→ What you need to do
What follows is a listing; give it again exactly, in its entirety.

──────── Records shown

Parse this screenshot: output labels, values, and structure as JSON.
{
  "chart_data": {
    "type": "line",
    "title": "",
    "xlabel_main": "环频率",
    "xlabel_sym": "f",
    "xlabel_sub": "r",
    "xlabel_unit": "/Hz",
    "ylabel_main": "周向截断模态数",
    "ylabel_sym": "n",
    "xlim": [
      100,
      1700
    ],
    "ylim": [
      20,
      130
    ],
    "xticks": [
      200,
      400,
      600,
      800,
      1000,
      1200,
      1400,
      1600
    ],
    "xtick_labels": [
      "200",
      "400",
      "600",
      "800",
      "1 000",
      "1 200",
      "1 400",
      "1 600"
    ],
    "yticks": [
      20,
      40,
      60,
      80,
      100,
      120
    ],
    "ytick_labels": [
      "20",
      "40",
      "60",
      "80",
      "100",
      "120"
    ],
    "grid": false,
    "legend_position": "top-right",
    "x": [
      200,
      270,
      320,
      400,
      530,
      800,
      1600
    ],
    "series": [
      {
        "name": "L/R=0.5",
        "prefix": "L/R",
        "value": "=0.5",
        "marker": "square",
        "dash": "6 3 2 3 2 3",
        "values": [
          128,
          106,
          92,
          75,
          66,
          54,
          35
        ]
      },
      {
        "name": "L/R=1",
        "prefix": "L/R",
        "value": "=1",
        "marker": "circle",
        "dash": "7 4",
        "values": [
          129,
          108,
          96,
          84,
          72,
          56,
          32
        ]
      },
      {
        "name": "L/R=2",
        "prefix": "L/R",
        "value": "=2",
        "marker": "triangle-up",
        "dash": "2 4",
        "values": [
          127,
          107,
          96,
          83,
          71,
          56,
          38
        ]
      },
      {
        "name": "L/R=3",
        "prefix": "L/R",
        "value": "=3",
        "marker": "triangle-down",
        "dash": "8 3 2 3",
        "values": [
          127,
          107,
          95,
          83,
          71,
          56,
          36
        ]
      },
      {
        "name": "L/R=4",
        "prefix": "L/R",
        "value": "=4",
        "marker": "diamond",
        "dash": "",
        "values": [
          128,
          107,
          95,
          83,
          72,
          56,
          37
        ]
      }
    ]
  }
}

────────────────

→ Exercise solution
Parse this screenshot: output labels, values, and structure as JSON.
{
  "chart_data": {
    "type": "line",
    "title": "",
    "xlabel_main": "环频率",
    "xlabel_sym": "f",
    "xlabel_sub": "r",
    "xlabel_unit": "/Hz",
    "ylabel_main": "周向截断模态数",
    "ylabel_sym": "n",
    "xlim": [
      100,
      1700
    ],
    "ylim": [
      20,
      130
    ],
    "xticks": [
      200,
      400,
      600,
      800,
      1000,
      1200,
      1400,
      1600
    ],
    "xtick_labels": [
      "200",
      "400",
      "600",
      "800",
      "1 000",
      "1 200",
      "1 400",
      "1 600"
    ],
    "yticks": [
      20,
      40,
      60,
      80,
      100,
      120
    ],
    "ytick_labels": [
      "20",
      "40",
      "60",
      "80",
      "100",
      "120"
    ],
    "grid": false,
    "legend_position": "top-right",
    "x": [
      200,
      270,
      320,
      400,
      530,
      800,
      1600
    ],
    "series": [
      {
        "name": "L/R=0.5",
        "prefix": "L/R",
        "value": "=0.5",
        "marker": "square",
        "dash": "6 3 2 3 2 3",
        "values": [
          128,
          106,
          92,
          75,
          66,
          54,
          35
        ]
      },
      {
        "name": "L/R=1",
        "prefix": "L/R",
        "value": "=1",
        "marker": "circle",
        "dash": "7 4",
        "values": [
          129,
          108,
          96,
          84,
          72,
          56,
          32
        ]
      },
      {
        "name": "L/R=2",
        "prefix": "L/R",
        "value": "=2",
        "marker": "triangle-up",
        "dash": "2 4",
        "values": [
          127,
          107,
          96,
          83,
          71,
          56,
          38
        ]
      },
      {
        "name": "L/R=3",
        "prefix": "L/R",
        "value": "=3",
        "marker": "triangle-down",
        "dash": "8 3 2 3",
        "values": [
          127,
          107,
          95,
          83,
          71,
          56,
          36
        ]
      },
      {
        "name": "L/R=4",
        "prefix": "L/R",
        "value": "=4",
        "marker": "diamond",
        "dash": "",
        "values": [
          128,
          107,
          95,
          83,
          72,
          56,
          37
        ]
      }
    ]
  }
}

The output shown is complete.